## Start The data

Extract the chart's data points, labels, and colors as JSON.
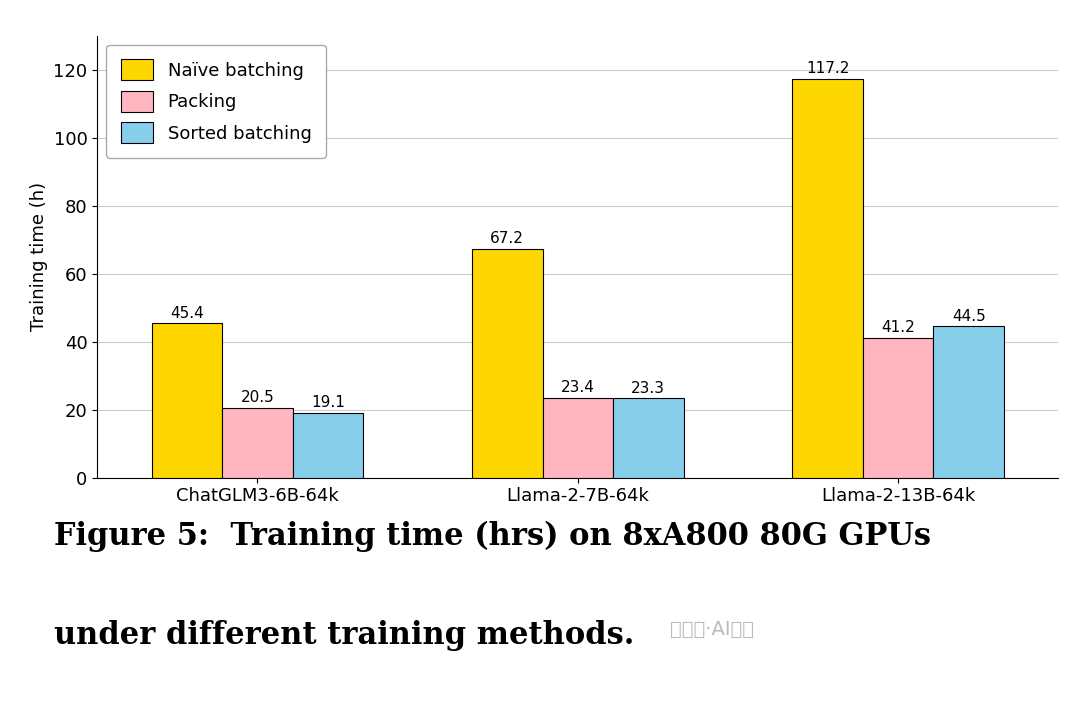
{
  "categories": [
    "ChatGLM3-6B-64k",
    "Llama-2-7B-64k",
    "Llama-2-13B-64k"
  ],
  "series": {
    "Naïve batching": [
      45.4,
      67.2,
      117.2
    ],
    "Packing": [
      20.5,
      23.4,
      41.2
    ],
    "Sorted batching": [
      19.1,
      23.3,
      44.5
    ]
  },
  "colors": {
    "Naïve batching": "#FFD700",
    "Packing": "#FFB6C1",
    "Sorted batching": "#87CEEB"
  },
  "ylabel": "Training time (h)",
  "ylim": [
    0,
    130
  ],
  "yticks": [
    0,
    20,
    40,
    60,
    80,
    100,
    120
  ],
  "bar_width": 0.22,
  "legend_loc": "upper left",
  "label_fontsize": 13,
  "tick_fontsize": 13,
  "legend_fontsize": 13,
  "value_label_fontsize": 11,
  "caption_line1": "Figure 5:  Training time (hrs) on 8xA800 80G GPUs",
  "caption_line2": "under different training methods.",
  "background_color": "#ffffff",
  "plot_bg_color": "#ffffff",
  "grid_color": "#cccccc",
  "border_color": "#000000"
}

## End The data

• Challenge
Write the entries above out again exactly, but not the pictures.

• Solution to this problem
Extract the chart's data points, labels, and colors as JSON.
{
  "categories": [
    "ChatGLM3-6B-64k",
    "Llama-2-7B-64k",
    "Llama-2-13B-64k"
  ],
  "series": {
    "Naïve batching": [
      45.4,
      67.2,
      117.2
    ],
    "Packing": [
      20.5,
      23.4,
      41.2
    ],
    "Sorted batching": [
      19.1,
      23.3,
      44.5
    ]
  },
  "colors": {
    "Naïve batching": "#FFD700",
    "Packing": "#FFB6C1",
    "Sorted batching": "#87CEEB"
  },
  "ylabel": "Training time (h)",
  "ylim": [
    0,
    130
  ],
  "yticks": [
    0,
    20,
    40,
    60,
    80,
    100,
    120
  ],
  "bar_width": 0.22,
  "legend_loc": "upper left",
  "label_fontsize": 13,
  "tick_fontsize": 13,
  "legend_fontsize": 13,
  "value_label_fontsize": 11,
  "caption_line1": "Figure 5:  Training time (hrs) on 8xA800 80G GPUs",
  "caption_line2": "under different training methods.",
  "background_color": "#ffffff",
  "plot_bg_color": "#ffffff",
  "grid_color": "#cccccc",
  "border_color": "#000000"
}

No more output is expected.